View Full Version : sway bars and coilovers combo
zerospel
10-02-2007, 04:01 PM
Hey guys
I just installed ek9 front and rear sway bars into the civic, very very happy with the improvement
But I feel that there is room for improvement, I wonder if I shouldve just gone ahead with coilovers in the first place and not bother with the sway bars?
My question is : would the car handle as good with coilovers only and no sway bars OR coilovers AND sway bars would be even better?
I feel that if I get coilovers and set it to hard setting for the track , the sway bars is just there for nothing?
Hope that makes sense hehe...
Rasputin
10-02-2007, 04:12 PM
After reading through some of Whiteline's articles, it seems they recommend running upgraded swaybars, and then using springs as soft as possible to iron out any lingering roll issues.
As in, use big bars to eliminate roll, not stiff springs.
If you have nothing but crazy stiff springs, you're having to sacrifice ride quality to eliminate body roll, having a harsher, bumpier ride. If you use bigger swaybars, you can still use slightly stiffer springs to supplement them, but you won't have to sacrifice nearly as much ride quality to get the handling you desire.
SiReal
10-02-2007, 04:38 PM
heres what i did. I put in coilovers (well, koni/H&R spring combo). Was great. around corners, car handled like a dream. But when cornering hard, and on softer setting, the car would still roll (mind u i drive a heavy ass accord).
Next i added a Whiteline 20mm RSB. BANG! Difference was noticable. There is very very little roll, however now I have increased understeering and it really does make you notice the difference tyres will make.
I also heard that when u have swaybars only on stock soft sussy, the sussy is working under and is stressed further, by absorbing the roll. Not the springs and shocks, everything else.
Whereas, if you get the coilovers first (which is the main absorber of roll), then get the swaybars put in, then there will be much less stress on the stock components.
Rasputin
10-02-2007, 04:48 PM
So basically, buying coilovers wont make your Swaybars 'a waste', to answer your original question. Having both helps to create a well rounded suspension setup.
So having both will be better.
You wouldn't go wrong putting in some bracing either. Like tie bars and strut bars, again to reduce the stress on the rest of the car and help your suspension work together.
SiReal
10-02-2007, 04:51 PM
That is correct. ^^ As above. Any strengthening will be good.
Just don't be running mega thick sways for too long on stock sussy imo. A good mate who is also a good mechanic and does installs professionally says it could snap your endlinks, accelerated wear and tear....
but yeah :thumbsup: HI FIVE!
quangsta
10-02-2007, 05:22 PM
^^^ very nice.....
coilovers - keep ur car stable on the road
swaybars - keep ur car stable around a corner
tie, struts, braces - keep ur car together :p and help the above
but having said that....making everything stiffer will mean more stress, added stress will eventually lead to premature failure of parts. (which cant be fixed via nasal delivery)

• **Entries shown**:
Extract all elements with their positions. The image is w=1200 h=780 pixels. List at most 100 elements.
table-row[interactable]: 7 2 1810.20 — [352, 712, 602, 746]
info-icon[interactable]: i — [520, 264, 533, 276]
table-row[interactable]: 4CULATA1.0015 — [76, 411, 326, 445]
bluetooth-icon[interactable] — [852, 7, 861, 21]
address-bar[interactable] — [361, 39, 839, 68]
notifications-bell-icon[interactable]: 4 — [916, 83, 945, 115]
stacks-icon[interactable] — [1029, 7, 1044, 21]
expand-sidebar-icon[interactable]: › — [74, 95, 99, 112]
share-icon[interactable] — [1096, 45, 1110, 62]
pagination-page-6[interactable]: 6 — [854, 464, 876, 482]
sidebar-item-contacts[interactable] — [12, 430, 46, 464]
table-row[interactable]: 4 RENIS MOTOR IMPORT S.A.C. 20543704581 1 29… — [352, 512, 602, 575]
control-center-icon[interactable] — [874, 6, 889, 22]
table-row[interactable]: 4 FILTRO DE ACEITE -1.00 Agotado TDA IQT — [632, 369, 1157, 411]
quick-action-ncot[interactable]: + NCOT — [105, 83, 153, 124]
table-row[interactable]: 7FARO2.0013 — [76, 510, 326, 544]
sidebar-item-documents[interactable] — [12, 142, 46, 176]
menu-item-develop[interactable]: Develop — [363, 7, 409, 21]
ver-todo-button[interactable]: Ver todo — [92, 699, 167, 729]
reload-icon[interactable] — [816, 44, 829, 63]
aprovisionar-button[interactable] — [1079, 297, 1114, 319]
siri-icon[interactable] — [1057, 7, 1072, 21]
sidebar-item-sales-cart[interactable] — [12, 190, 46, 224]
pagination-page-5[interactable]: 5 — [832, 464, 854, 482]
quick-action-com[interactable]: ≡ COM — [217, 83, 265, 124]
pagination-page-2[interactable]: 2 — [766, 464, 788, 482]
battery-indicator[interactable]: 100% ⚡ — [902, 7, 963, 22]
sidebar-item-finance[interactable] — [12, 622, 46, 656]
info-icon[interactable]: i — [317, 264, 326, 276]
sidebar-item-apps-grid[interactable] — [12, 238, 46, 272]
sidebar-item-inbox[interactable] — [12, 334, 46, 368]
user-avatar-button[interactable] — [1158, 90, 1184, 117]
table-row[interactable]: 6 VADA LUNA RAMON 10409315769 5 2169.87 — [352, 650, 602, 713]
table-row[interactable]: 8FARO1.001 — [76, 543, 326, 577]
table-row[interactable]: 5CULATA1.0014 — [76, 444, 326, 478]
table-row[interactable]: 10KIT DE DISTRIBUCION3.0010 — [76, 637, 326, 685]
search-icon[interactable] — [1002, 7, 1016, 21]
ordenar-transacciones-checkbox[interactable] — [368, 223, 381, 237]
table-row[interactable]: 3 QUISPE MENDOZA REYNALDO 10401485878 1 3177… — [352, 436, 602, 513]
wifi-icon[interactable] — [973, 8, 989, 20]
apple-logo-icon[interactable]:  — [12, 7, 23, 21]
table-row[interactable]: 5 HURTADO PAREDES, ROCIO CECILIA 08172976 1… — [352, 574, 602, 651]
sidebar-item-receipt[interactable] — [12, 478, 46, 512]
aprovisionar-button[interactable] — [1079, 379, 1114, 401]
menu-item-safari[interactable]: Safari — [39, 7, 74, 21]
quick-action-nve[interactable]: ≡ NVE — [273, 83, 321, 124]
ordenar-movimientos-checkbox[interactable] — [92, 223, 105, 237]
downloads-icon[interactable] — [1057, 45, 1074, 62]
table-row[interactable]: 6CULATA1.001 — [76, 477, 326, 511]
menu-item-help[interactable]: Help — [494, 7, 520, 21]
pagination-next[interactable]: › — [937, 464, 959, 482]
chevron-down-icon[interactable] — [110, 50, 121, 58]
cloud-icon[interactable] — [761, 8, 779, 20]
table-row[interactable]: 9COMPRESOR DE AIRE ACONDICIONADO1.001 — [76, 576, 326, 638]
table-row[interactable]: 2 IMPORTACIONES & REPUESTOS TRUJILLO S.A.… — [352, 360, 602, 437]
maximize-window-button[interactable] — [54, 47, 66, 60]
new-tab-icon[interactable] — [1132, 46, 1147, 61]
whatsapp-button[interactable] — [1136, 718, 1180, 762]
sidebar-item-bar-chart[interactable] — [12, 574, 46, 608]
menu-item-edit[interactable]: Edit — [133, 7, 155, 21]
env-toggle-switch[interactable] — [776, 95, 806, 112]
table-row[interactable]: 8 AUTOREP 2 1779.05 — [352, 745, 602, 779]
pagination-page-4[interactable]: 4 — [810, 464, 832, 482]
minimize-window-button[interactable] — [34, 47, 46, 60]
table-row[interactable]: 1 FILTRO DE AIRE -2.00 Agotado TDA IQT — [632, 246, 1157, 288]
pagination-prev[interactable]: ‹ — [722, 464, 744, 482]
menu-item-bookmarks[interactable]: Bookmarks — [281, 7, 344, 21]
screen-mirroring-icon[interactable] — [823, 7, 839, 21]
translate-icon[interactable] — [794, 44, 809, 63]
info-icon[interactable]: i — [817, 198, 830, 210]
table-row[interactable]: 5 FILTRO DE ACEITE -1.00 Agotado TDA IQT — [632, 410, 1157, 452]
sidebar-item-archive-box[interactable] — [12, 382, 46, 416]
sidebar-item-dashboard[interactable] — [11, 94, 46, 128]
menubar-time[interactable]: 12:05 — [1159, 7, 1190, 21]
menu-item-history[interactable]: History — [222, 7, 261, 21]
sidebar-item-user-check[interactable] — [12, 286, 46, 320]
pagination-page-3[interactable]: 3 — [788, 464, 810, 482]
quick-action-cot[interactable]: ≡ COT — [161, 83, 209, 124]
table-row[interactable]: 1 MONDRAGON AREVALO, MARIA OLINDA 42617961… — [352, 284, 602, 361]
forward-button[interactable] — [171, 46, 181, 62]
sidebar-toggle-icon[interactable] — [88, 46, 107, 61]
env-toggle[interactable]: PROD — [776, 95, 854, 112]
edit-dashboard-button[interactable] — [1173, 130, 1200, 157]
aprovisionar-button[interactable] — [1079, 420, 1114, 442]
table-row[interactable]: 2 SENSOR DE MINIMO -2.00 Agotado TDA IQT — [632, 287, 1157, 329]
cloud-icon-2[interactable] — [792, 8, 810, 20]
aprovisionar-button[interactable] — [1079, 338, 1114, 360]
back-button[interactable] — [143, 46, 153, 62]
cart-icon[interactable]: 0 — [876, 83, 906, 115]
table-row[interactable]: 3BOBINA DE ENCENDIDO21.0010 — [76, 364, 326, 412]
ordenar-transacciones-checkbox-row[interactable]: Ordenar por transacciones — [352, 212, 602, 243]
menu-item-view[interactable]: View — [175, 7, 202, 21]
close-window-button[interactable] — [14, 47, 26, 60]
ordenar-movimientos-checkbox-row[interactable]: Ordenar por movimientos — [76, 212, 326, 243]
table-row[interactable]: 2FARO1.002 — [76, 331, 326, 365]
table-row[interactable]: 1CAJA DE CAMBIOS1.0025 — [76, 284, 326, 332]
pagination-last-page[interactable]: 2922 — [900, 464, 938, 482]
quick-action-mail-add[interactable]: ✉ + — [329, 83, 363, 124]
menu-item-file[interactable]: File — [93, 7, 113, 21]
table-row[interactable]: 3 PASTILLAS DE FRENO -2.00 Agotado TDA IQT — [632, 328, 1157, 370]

• **Given problem**:
Edit the forum thread on sway bars and coilovers, starting with "My question is" and going on through "there for nothing?", so that "anti-roll bars" replaces "sway bars" wherever it occurs. The rows were drawn from a different source than the forum thread.

• **The answer**:
My question is : would the car handle as good with coilovers only and no anti-roll bars OR coilovers AND anti-roll bars would be even better?
I feel that if I get coilovers and set it to hard setting for the track , the anti-roll bars is just there for nothing?